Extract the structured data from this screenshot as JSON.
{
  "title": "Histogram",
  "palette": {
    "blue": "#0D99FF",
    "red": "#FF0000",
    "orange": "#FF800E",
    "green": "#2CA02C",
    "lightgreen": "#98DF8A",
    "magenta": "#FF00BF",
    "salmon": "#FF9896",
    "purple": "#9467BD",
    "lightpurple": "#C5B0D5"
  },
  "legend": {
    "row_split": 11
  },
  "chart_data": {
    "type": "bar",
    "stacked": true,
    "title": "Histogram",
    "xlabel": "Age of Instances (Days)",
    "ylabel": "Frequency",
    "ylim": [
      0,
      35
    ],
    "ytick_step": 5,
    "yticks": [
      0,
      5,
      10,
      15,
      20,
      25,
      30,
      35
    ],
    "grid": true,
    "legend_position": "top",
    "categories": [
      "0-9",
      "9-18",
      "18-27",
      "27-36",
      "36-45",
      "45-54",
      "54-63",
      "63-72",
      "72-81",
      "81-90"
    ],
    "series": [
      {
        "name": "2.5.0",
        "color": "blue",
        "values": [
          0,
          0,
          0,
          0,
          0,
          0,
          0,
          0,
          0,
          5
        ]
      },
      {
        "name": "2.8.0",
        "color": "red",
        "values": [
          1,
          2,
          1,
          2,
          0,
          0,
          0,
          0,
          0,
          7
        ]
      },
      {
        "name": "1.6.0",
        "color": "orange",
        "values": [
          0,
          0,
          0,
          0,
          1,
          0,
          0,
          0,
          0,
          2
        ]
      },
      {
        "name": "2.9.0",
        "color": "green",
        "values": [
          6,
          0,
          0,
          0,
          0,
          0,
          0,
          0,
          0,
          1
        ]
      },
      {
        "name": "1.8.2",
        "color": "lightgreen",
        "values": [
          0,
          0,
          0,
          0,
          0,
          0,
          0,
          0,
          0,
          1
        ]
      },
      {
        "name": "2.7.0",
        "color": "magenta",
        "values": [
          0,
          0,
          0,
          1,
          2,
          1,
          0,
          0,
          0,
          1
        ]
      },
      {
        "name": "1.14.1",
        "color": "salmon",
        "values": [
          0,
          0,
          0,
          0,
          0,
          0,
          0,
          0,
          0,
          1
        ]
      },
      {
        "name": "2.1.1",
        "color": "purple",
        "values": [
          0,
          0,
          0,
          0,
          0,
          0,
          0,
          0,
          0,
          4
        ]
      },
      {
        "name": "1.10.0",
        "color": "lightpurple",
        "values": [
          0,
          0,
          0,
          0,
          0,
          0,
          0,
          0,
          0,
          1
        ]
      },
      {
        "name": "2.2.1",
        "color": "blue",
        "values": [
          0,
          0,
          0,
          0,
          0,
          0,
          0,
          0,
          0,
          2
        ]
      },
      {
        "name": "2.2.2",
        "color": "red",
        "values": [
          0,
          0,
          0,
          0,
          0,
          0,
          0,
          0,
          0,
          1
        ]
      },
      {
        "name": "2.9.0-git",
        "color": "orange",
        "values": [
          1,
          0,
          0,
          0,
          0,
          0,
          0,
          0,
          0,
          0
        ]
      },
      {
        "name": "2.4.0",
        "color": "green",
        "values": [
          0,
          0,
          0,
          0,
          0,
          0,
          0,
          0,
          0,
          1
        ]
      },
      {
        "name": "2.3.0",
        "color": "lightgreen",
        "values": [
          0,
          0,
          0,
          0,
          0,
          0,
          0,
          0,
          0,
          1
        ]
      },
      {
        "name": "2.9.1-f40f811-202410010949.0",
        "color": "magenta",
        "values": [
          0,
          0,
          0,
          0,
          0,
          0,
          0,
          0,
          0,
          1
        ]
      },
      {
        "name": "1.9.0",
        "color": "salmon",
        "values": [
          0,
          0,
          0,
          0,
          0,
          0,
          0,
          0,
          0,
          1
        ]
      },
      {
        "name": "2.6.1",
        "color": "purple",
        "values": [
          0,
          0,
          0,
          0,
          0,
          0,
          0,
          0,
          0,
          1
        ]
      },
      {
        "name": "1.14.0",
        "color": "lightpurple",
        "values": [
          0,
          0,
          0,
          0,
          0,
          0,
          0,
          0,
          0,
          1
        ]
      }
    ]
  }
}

※ ※ ※

**Problem description**
Extract all of the material exactly as it is written.

**Task solution**
Extract the structured data from this screenshot as JSON.
{
  "title": "Histogram",
  "palette": {
    "blue": "#0D99FF",
    "red": "#FF0000",
    "orange": "#FF800E",
    "green": "#2CA02C",
    "lightgreen": "#98DF8A",
    "magenta": "#FF00BF",
    "salmon": "#FF9896",
    "purple": "#9467BD",
    "lightpurple": "#C5B0D5"
  },
  "legend": {
    "row_split": 11
  },
  "chart_data": {
    "type": "bar",
    "stacked": true,
    "title": "Histogram",
    "xlabel": "Age of Instances (Days)",
    "ylabel": "Frequency",
    "ylim": [
      0,
      35
    ],
    "ytick_step": 5,
    "yticks": [
      0,
      5,
      10,
      15,
      20,
      25,
      30,
      35
    ],
    "grid": true,
    "legend_position": "top",
    "categories": [
      "0-9",
      "9-18",
      "18-27",
      "27-36",
      "36-45",
      "45-54",
      "54-63",
      "63-72",
      "72-81",
      "81-90"
    ],
    "series": [
      {
        "name": "2.5.0",
        "color": "blue",
        "values": [
          0,
          0,
          0,
          0,
          0,
          0,
          0,
          0,
          0,
          5
        ]
      },
      {
        "name": "2.8.0",
        "color": "red",
        "values": [
          1,
          2,
          1,
          2,
          0,
          0,
          0,
          0,
          0,
          7
        ]
      },
      {
        "name": "1.6.0",
        "color": "orange",
        "values": [
          0,
          0,
          0,
          0,
          1,
          0,
          0,
          0,
          0,
          2
        ]
      },
      {
        "name": "2.9.0",
        "color": "green",
        "values": [
          6,
          0,
          0,
          0,
          0,
          0,
          0,
          0,
          0,
          1
        ]
      },
      {
        "name": "1.8.2",
        "color": "lightgreen",
        "values": [
          0,
          0,
          0,
          0,
          0,
          0,
          0,
          0,
          0,
          1
        ]
      },
      {
        "name": "2.7.0",
        "color": "magenta",
        "values": [
          0,
          0,
          0,
          1,
          2,
          1,
          0,
          0,
          0,
          1
        ]
      },
      {
        "name": "1.14.1",
        "color": "salmon",
        "values": [
          0,
          0,
          0,
          0,
          0,
          0,
          0,
          0,
          0,
          1
        ]
      },
      {
        "name": "2.1.1",
        "color": "purple",
        "values": [
          0,
          0,
          0,
          0,
          0,
          0,
          0,
          0,
          0,
          4
        ]
      },
      {
        "name": "1.10.0",
        "color": "lightpurple",
        "values": [
          0,
          0,
          0,
          0,
          0,
          0,
          0,
          0,
          0,
          1
        ]
      },
      {
        "name": "2.2.1",
        "color": "blue",
        "values": [
          0,
          0,
          0,
          0,
          0,
          0,
          0,
          0,
          0,
          2
        ]
      },
      {
        "name": "2.2.2",
        "color": "red",
        "values": [
          0,
          0,
          0,
          0,
          0,
          0,
          0,
          0,
          0,
          1
        ]
      },
      {
        "name": "2.9.0-git",
        "color": "orange",
        "values": [
          1,
          0,
          0,
          0,
          0,
          0,
          0,
          0,
          0,
          0
        ]
      },
      {
        "name": "2.4.0",
        "color": "green",
        "values": [
          0,
          0,
          0,
          0,
          0,
          0,
          0,
          0,
          0,
          1
        ]
      },
      {
        "name": "2.3.0",
        "color": "lightgreen",
        "values": [
          0,
          0,
          0,
          0,
          0,
          0,
          0,
          0,
          0,
          1
        ]
      },
      {
        "name": "2.9.1-f40f811-202410010949.0",
        "color": "magenta",
        "values": [
          0,
          0,
          0,
          0,
          0,
          0,
          0,
          0,
          0,
          1
        ]
      },
      {
        "name": "1.9.0",
        "color": "salmon",
        "values": [
          0,
          0,
          0,
          0,
          0,
          0,
          0,
          0,
          0,
          1
        ]
      },
      {
        "name": "2.6.1",
        "color": "purple",
        "values": [
          0,
          0,
          0,
          0,
          0,
          0,
          0,
          0,
          0,
          1
        ]
      },
      {
        "name": "1.14.0",
        "color": "lightpurple",
        "values": [
          0,
          0,
          0,
          0,
          0,
          0,
          0,
          0,
          0,
          1
        ]
      }
    ]
  }
}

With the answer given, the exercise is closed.